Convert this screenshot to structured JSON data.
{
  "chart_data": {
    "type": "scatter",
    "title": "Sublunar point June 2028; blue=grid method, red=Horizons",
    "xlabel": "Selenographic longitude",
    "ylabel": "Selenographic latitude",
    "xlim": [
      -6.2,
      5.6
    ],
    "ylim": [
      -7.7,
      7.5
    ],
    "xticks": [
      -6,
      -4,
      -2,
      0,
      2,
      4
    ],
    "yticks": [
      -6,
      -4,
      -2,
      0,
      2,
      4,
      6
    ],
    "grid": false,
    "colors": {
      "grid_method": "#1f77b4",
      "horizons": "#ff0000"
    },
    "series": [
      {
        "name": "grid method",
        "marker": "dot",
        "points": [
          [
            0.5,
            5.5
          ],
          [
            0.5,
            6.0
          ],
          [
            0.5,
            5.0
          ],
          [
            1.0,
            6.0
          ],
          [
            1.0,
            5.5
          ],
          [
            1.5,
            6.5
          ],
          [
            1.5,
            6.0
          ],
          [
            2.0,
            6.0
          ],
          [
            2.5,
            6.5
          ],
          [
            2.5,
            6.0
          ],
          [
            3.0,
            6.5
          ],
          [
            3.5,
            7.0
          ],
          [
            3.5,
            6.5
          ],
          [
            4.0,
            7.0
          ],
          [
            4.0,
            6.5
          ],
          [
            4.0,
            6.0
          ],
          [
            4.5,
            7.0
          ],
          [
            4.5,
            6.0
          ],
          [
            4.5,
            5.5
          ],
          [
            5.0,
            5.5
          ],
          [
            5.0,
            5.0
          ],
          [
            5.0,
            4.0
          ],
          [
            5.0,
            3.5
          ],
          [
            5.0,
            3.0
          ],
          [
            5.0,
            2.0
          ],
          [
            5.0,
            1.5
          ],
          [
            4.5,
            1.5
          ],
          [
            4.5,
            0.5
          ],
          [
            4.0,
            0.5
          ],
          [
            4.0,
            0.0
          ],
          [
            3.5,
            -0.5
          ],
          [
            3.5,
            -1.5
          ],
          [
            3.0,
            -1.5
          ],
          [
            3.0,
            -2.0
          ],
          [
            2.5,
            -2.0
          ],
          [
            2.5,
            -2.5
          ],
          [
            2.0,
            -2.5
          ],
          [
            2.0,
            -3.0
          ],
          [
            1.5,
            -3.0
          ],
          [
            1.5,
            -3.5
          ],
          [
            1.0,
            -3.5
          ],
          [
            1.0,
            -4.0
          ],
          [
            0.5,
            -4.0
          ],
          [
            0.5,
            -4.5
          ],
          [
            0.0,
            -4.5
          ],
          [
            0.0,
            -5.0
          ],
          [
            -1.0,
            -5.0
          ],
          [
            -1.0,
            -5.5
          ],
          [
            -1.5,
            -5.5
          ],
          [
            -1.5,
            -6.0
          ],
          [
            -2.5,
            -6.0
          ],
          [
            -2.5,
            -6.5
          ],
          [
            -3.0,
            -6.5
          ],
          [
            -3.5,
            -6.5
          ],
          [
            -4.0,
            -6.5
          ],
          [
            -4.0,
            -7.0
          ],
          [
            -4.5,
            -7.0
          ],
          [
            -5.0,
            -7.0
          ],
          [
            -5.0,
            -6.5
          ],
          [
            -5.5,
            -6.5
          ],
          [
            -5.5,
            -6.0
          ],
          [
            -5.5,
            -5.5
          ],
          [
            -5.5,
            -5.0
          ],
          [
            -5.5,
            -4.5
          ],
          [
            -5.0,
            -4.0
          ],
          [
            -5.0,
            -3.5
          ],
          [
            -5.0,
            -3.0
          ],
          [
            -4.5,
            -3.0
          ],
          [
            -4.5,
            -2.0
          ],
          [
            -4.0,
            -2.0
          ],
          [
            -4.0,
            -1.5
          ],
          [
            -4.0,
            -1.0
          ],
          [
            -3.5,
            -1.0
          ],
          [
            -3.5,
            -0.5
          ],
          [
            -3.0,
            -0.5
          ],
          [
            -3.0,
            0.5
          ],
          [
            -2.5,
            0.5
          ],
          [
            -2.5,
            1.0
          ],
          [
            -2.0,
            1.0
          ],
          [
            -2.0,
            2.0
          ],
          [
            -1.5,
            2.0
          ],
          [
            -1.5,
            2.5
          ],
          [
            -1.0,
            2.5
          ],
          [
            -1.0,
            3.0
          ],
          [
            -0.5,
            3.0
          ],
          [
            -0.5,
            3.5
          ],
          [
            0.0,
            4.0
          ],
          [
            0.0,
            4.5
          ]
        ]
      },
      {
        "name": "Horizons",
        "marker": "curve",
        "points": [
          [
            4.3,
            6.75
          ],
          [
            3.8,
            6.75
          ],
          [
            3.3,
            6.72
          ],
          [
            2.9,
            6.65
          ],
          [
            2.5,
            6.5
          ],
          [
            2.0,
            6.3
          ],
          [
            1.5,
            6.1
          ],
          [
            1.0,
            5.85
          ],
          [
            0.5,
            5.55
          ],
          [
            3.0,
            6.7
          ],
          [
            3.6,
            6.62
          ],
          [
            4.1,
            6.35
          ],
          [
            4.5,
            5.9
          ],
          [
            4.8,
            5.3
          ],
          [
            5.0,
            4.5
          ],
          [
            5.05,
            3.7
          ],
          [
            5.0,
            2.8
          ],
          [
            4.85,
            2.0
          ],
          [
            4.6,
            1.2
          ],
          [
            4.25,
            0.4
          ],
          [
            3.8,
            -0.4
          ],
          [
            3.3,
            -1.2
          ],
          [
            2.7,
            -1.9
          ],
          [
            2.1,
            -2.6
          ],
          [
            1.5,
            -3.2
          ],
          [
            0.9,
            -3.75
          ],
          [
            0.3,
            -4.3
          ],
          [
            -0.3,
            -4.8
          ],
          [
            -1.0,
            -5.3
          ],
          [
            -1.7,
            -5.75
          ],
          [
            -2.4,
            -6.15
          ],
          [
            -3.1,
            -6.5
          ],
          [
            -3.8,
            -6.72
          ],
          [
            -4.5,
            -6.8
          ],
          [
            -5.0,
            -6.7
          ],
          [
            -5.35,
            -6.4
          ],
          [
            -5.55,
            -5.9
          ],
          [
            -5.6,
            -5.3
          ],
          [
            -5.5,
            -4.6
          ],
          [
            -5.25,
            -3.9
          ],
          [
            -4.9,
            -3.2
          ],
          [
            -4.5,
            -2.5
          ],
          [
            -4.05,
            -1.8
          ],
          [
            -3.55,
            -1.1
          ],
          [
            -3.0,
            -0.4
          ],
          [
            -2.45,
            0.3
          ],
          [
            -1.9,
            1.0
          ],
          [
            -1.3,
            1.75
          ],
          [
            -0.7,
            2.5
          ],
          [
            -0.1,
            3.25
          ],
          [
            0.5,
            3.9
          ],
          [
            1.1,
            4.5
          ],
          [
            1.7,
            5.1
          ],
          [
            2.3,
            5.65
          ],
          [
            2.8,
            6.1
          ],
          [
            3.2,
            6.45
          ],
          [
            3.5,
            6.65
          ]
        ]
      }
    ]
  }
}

━━━

Emit the full listing verbatim.

● **The answer**:
Convert this screenshot to structured JSON data.
{
  "chart_data": {
    "type": "scatter",
    "title": "Sublunar point June 2028; blue=grid method, red=Horizons",
    "xlabel": "Selenographic longitude",
    "ylabel": "Selenographic latitude",
    "xlim": [
      -6.2,
      5.6
    ],
    "ylim": [
      -7.7,
      7.5
    ],
    "xticks": [
      -6,
      -4,
      -2,
      0,
      2,
      4
    ],
    "yticks": [
      -6,
      -4,
      -2,
      0,
      2,
      4,
      6
    ],
    "grid": false,
    "colors": {
      "grid_method": "#1f77b4",
      "horizons": "#ff0000"
    },
    "series": [
      {
        "name": "grid method",
        "marker": "dot",
        "points": [
          [
            0.5,
            5.5
          ],
          [
            0.5,
            6.0
          ],
          [
            0.5,
            5.0
          ],
          [
            1.0,
            6.0
          ],
          [
            1.0,
            5.5
          ],
          [
            1.5,
            6.5
          ],
          [
            1.5,
            6.0
          ],
          [
            2.0,
            6.0
          ],
          [
            2.5,
            6.5
          ],
          [
            2.5,
            6.0
          ],
          [
            3.0,
            6.5
          ],
          [
            3.5,
            7.0
          ],
          [
            3.5,
            6.5
          ],
          [
            4.0,
            7.0
          ],
          [
            4.0,
            6.5
          ],
          [
            4.0,
            6.0
          ],
          [
            4.5,
            7.0
          ],
          [
            4.5,
            6.0
          ],
          [
            4.5,
            5.5
          ],
          [
            5.0,
            5.5
          ],
          [
            5.0,
            5.0
          ],
          [
            5.0,
            4.0
          ],
          [
            5.0,
            3.5
          ],
          [
            5.0,
            3.0
          ],
          [
            5.0,
            2.0
          ],
          [
            5.0,
            1.5
          ],
          [
            4.5,
            1.5
          ],
          [
            4.5,
            0.5
          ],
          [
            4.0,
            0.5
          ],
          [
            4.0,
            0.0
          ],
          [
            3.5,
            -0.5
          ],
          [
            3.5,
            -1.5
          ],
          [
            3.0,
            -1.5
          ],
          [
            3.0,
            -2.0
          ],
          [
            2.5,
            -2.0
          ],
          [
            2.5,
            -2.5
          ],
          [
            2.0,
            -2.5
          ],
          [
            2.0,
            -3.0
          ],
          [
            1.5,
            -3.0
          ],
          [
            1.5,
            -3.5
          ],
          [
            1.0,
            -3.5
          ],
          [
            1.0,
            -4.0
          ],
          [
            0.5,
            -4.0
          ],
          [
            0.5,
            -4.5
          ],
          [
            0.0,
            -4.5
          ],
          [
            0.0,
            -5.0
          ],
          [
            -1.0,
            -5.0
          ],
          [
            -1.0,
            -5.5
          ],
          [
            -1.5,
            -5.5
          ],
          [
            -1.5,
            -6.0
          ],
          [
            -2.5,
            -6.0
          ],
          [
            -2.5,
            -6.5
          ],
          [
            -3.0,
            -6.5
          ],
          [
            -3.5,
            -6.5
          ],
          [
            -4.0,
            -6.5
          ],
          [
            -4.0,
            -7.0
          ],
          [
            -4.5,
            -7.0
          ],
          [
            -5.0,
            -7.0
          ],
          [
            -5.0,
            -6.5
          ],
          [
            -5.5,
            -6.5
          ],
          [
            -5.5,
            -6.0
          ],
          [
            -5.5,
            -5.5
          ],
          [
            -5.5,
            -5.0
          ],
          [
            -5.5,
            -4.5
          ],
          [
            -5.0,
            -4.0
          ],
          [
            -5.0,
            -3.5
          ],
          [
            -5.0,
            -3.0
          ],
          [
            -4.5,
            -3.0
          ],
          [
            -4.5,
            -2.0
          ],
          [
            -4.0,
            -2.0
          ],
          [
            -4.0,
            -1.5
          ],
          [
            -4.0,
            -1.0
          ],
          [
            -3.5,
            -1.0
          ],
          [
            -3.5,
            -0.5
          ],
          [
            -3.0,
            -0.5
          ],
          [
            -3.0,
            0.5
          ],
          [
            -2.5,
            0.5
          ],
          [
            -2.5,
            1.0
          ],
          [
            -2.0,
            1.0
          ],
          [
            -2.0,
            2.0
          ],
          [
            -1.5,
            2.0
          ],
          [
            -1.5,
            2.5
          ],
          [
            -1.0,
            2.5
          ],
          [
            -1.0,
            3.0
          ],
          [
            -0.5,
            3.0
          ],
          [
            -0.5,
            3.5
          ],
          [
            0.0,
            4.0
          ],
          [
            0.0,
            4.5
          ]
        ]
      },
      {
        "name": "Horizons",
        "marker": "curve",
        "points": [
          [
            4.3,
            6.75
          ],
          [
            3.8,
            6.75
          ],
          [
            3.3,
            6.72
          ],
          [
            2.9,
            6.65
          ],
          [
            2.5,
            6.5
          ],
          [
            2.0,
            6.3
          ],
          [
            1.5,
            6.1
          ],
          [
            1.0,
            5.85
          ],
          [
            0.5,
            5.55
          ],
          [
            3.0,
            6.7
          ],
          [
            3.6,
            6.62
          ],
          [
            4.1,
            6.35
          ],
          [
            4.5,
            5.9
          ],
          [
            4.8,
            5.3
          ],
          [
            5.0,
            4.5
          ],
          [
            5.05,
            3.7
          ],
          [
            5.0,
            2.8
          ],
          [
            4.85,
            2.0
          ],
          [
            4.6,
            1.2
          ],
          [
            4.25,
            0.4
          ],
          [
            3.8,
            -0.4
          ],
          [
            3.3,
            -1.2
          ],
          [
            2.7,
            -1.9
          ],
          [
            2.1,
            -2.6
          ],
          [
            1.5,
            -3.2
          ],
          [
            0.9,
            -3.75
          ],
          [
            0.3,
            -4.3
          ],
          [
            -0.3,
            -4.8
          ],
          [
            -1.0,
            -5.3
          ],
          [
            -1.7,
            -5.75
          ],
          [
            -2.4,
            -6.15
          ],
          [
            -3.1,
            -6.5
          ],
          [
            -3.8,
            -6.72
          ],
          [
            -4.5,
            -6.8
          ],
          [
            -5.0,
            -6.7
          ],
          [
            -5.35,
            -6.4
          ],
          [
            -5.55,
            -5.9
          ],
          [
            -5.6,
            -5.3
          ],
          [
            -5.5,
            -4.6
          ],
          [
            -5.25,
            -3.9
          ],
          [
            -4.9,
            -3.2
          ],
          [
            -4.5,
            -2.5
          ],
          [
            -4.05,
            -1.8
          ],
          [
            -3.55,
            -1.1
          ],
          [
            -3.0,
            -0.4
          ],
          [
            -2.45,
            0.3
          ],
          [
            -1.9,
            1.0
          ],
          [
            -1.3,
            1.75
          ],
          [
            -0.7,
            2.5
          ],
          [
            -0.1,
            3.25
          ],
          [
            0.5,
            3.9
          ],
          [
            1.1,
            4.5
          ],
          [
            1.7,
            5.1
          ],
          [
            2.3,
            5.65
          ],
          [
            2.8,
            6.1
          ],
          [
            3.2,
            6.45
          ],
          [
            3.5,
            6.65
          ]
        ]
      }
    ]
  }
}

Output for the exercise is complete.